Task directions: Set each entry down verbatim, omitting images.

Dataset records:
----------
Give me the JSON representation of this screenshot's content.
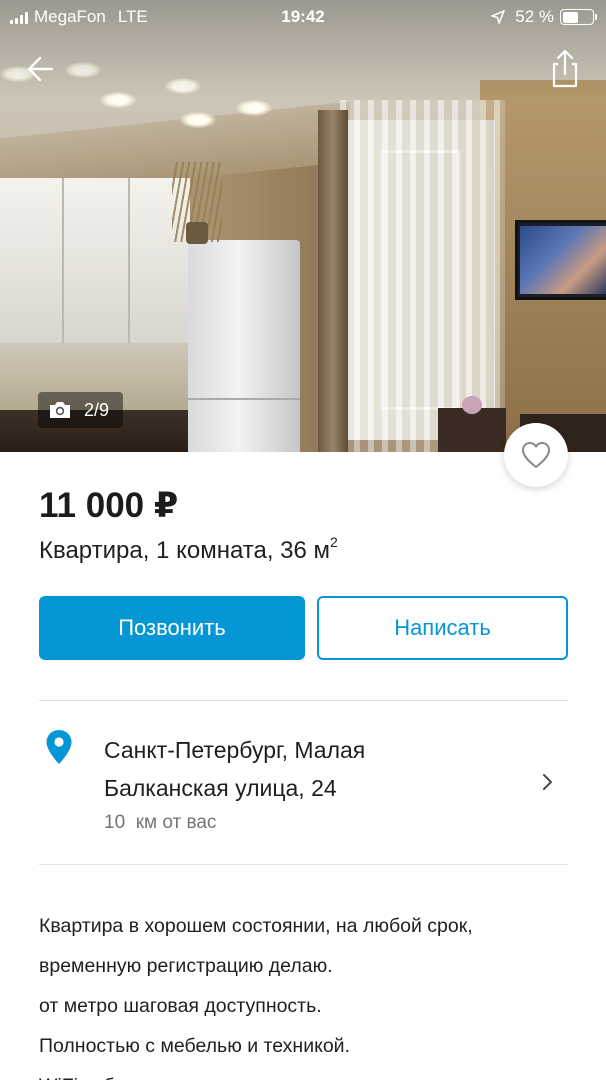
{
  "status_bar": {
    "carrier": "MegaFon",
    "network": "LTE",
    "time": "19:42",
    "battery_percent": "52 %",
    "battery_level": 0.52
  },
  "header": {
    "back_icon": "arrow-left-icon",
    "share_icon": "share-icon"
  },
  "gallery": {
    "counter": "2/9",
    "current_index": 2,
    "total": 9,
    "counter_icon": "camera-icon",
    "favorite_icon": "heart-outline-icon"
  },
  "listing": {
    "price": "11 000 ₽",
    "subtitle": "Квартира, 1 комната, 36 м",
    "subtitle_sup": "2"
  },
  "actions": {
    "call_label": "Позвонить",
    "message_label": "Написать"
  },
  "location": {
    "address_line1": "Санкт-Петербург, Малая",
    "address_line2": "Балканская улица, 24",
    "distance": "10  км от вас",
    "icon": "map-pin-icon"
  },
  "description": {
    "lines": [
      "Квартира в хорошем состоянии, на любой срок,",
      "временную регистрацию делаю.",
      "от метро шаговая доступность.",
      "Полностью с мебелью и техникой.",
      "WiFi кабельное тв есть"
    ]
  },
  "colors": {
    "accent": "#0596d6",
    "text": "#1f1f1f",
    "muted": "#757575",
    "divider": "#e2e2e2"
  }
}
----------
Final answer:
Give me the JSON representation of this screenshot's content.
{
  "status_bar": {
    "carrier": "MegaFon",
    "network": "LTE",
    "time": "19:42",
    "battery_percent": "52 %",
    "battery_level": 0.52
  },
  "header": {
    "back_icon": "arrow-left-icon",
    "share_icon": "share-icon"
  },
  "gallery": {
    "counter": "2/9",
    "current_index": 2,
    "total": 9,
    "counter_icon": "camera-icon",
    "favorite_icon": "heart-outline-icon"
  },
  "listing": {
    "price": "11 000 ₽",
    "subtitle": "Квартира, 1 комната, 36 м",
    "subtitle_sup": "2"
  },
  "actions": {
    "call_label": "Позвонить",
    "message_label": "Написать"
  },
  "location": {
    "address_line1": "Санкт-Петербург, Малая",
    "address_line2": "Балканская улица, 24",
    "distance": "10  км от вас",
    "icon": "map-pin-icon"
  },
  "description": {
    "lines": [
      "Квартира в хорошем состоянии, на любой срок,",
      "временную регистрацию делаю.",
      "от метро шаговая доступность.",
      "Полностью с мебелью и техникой.",
      "WiFi кабельное тв есть"
    ]
  },
  "colors": {
    "accent": "#0596d6",
    "text": "#1f1f1f",
    "muted": "#757575",
    "divider": "#e2e2e2"
  }
}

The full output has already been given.